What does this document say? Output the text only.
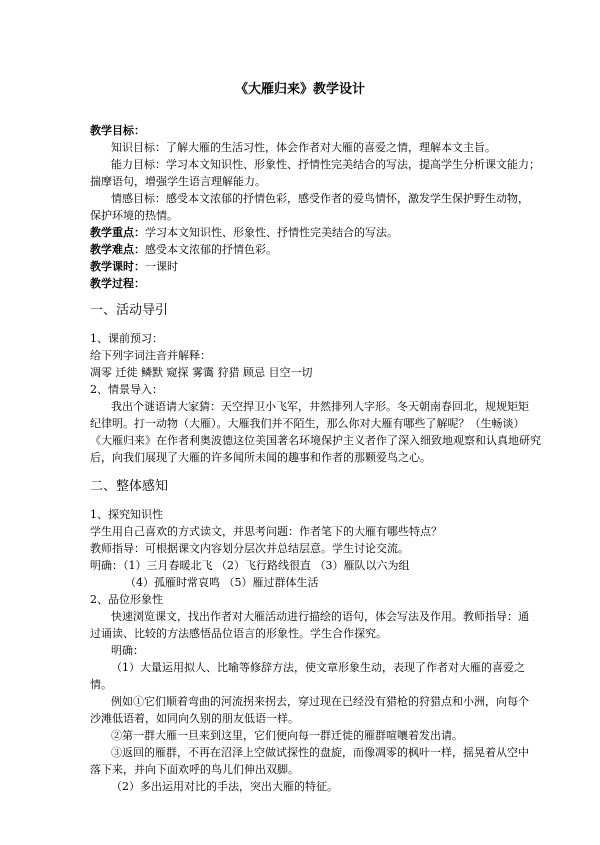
《大雁归来》教学设计
教学目标：
知识目标：了解大雁的生活习性，体会作者对大雁的喜爱之情，理解本文主旨。
能力目标：学习本文知识性、形象性、抒情性完美结合的写法，提高学生分析课文能力；
揣摩语句，增强学生语言理解能力。
情感目标：感受本文浓郁的抒情色彩，感受作者的爱鸟情怀，激发学生保护野生动物，
保护环境的热情。
教学重点：学习本文知识性、形象性、抒情性完美结合的写法。
教学难点：感受本文浓郁的抒情色彩。
教学课时：一课时
教学过程：
一、活动导引
1、课前预习：
给下列字词注音并解释：
凋零 迁徙 鳞默 窥探 雾霭 狩猎 顾忌 目空一切
2、情景导入：
我出个谜语请大家猜：天空捍卫小飞军，井然排列人字形。冬天朝南春回北，规规矩矩
纪律明。打一动物（大雁）。大雁我们并不陌生，那么你对大雁有哪些了解呢？（生畅谈）
《大雁归来》在作者利奥波德这位美国著名环境保护主义者作了深入细致地观察和认真地研究
后，向我们展现了大雁的许多闻所未闻的趣事和作者的那颗爱鸟之心。
二、整体感知
1、探究知识性
学生用自己喜欢的方式读文，并思考问题：作者笔下的大雁有哪些特点？
教师指导：可根据课文内容划分层次并总结层意。学生讨论交流。
明确：（1）三月春暖北飞 （2）飞行路线很直 （3）雁队以六为组
（4）孤雁时常哀鸣 （5）雁过群体生活
2、品位形象性
快速浏览课文，找出作者对大雁活动进行描绘的语句，体会写法及作用。教师指导：通
过诵读、比较的方法感悟品位语言的形象性。学生合作探究。
明确：
（1）大量运用拟人、比喻等修辞方法，使文章形象生动，表现了作者对大雁的喜爱之
情。
例如①它们顺着弯曲的河流拐来拐去，穿过现在已经没有猎枪的狩猎点和小洲，向每个
沙滩低语着，如同向久别的朋友低语一样。
②第一群大雁一旦来到这里，它们便向每一群迁徙的雁群喧嚷着发出请。
③返回的雁群，不再在沼泽上空做试探性的盘旋，而像凋零的枫叶一样，摇晃着从空中
落下来，并向下面欢呼的鸟儿们伸出双脚。
（2）多出运用对比的手法，突出大雁的特征。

▬▬▬▬▬▬▬▬▬▬

▶ _To do_: Reproduce all the records verbatim, excluding images.

▶ _Written answer_:
What does this document say? Output the text only.
《大雁归来》教学设计
教学目标：
知识目标：了解大雁的生活习性，体会作者对大雁的喜爱之情，理解本文主旨。
能力目标：学习本文知识性、形象性、抒情性完美结合的写法，提高学生分析课文能力；
揣摩语句，增强学生语言理解能力。
情感目标：感受本文浓郁的抒情色彩，感受作者的爱鸟情怀，激发学生保护野生动物，
保护环境的热情。
教学重点：学习本文知识性、形象性、抒情性完美结合的写法。
教学难点：感受本文浓郁的抒情色彩。
教学课时：一课时
教学过程：
一、活动导引
1、课前预习：
给下列字词注音并解释：
凋零 迁徙 鳞默 窥探 雾霭 狩猎 顾忌 目空一切
2、情景导入：
我出个谜语请大家猜：天空捍卫小飞军，井然排列人字形。冬天朝南春回北，规规矩矩
纪律明。打一动物（大雁）。大雁我们并不陌生，那么你对大雁有哪些了解呢？（生畅谈）
《大雁归来》在作者利奥波德这位美国著名环境保护主义者作了深入细致地观察和认真地研究
后，向我们展现了大雁的许多闻所未闻的趣事和作者的那颗爱鸟之心。
二、整体感知
1、探究知识性
学生用自己喜欢的方式读文，并思考问题：作者笔下的大雁有哪些特点？
教师指导：可根据课文内容划分层次并总结层意。学生讨论交流。
明确：（1）三月春暖北飞 （2）飞行路线很直 （3）雁队以六为组
（4）孤雁时常哀鸣 （5）雁过群体生活
2、品位形象性
快速浏览课文，找出作者对大雁活动进行描绘的语句，体会写法及作用。教师指导：通
过诵读、比较的方法感悟品位语言的形象性。学生合作探究。
明确：
（1）大量运用拟人、比喻等修辞方法，使文章形象生动，表现了作者对大雁的喜爱之
情。
例如①它们顺着弯曲的河流拐来拐去，穿过现在已经没有猎枪的狩猎点和小洲，向每个
沙滩低语着，如同向久别的朋友低语一样。
②第一群大雁一旦来到这里，它们便向每一群迁徙的雁群喧嚷着发出请。
③返回的雁群，不再在沼泽上空做试探性的盘旋，而像凋零的枫叶一样，摇晃着从空中
落下来，并向下面欢呼的鸟儿们伸出双脚。
（2）多出运用对比的手法，突出大雁的特征。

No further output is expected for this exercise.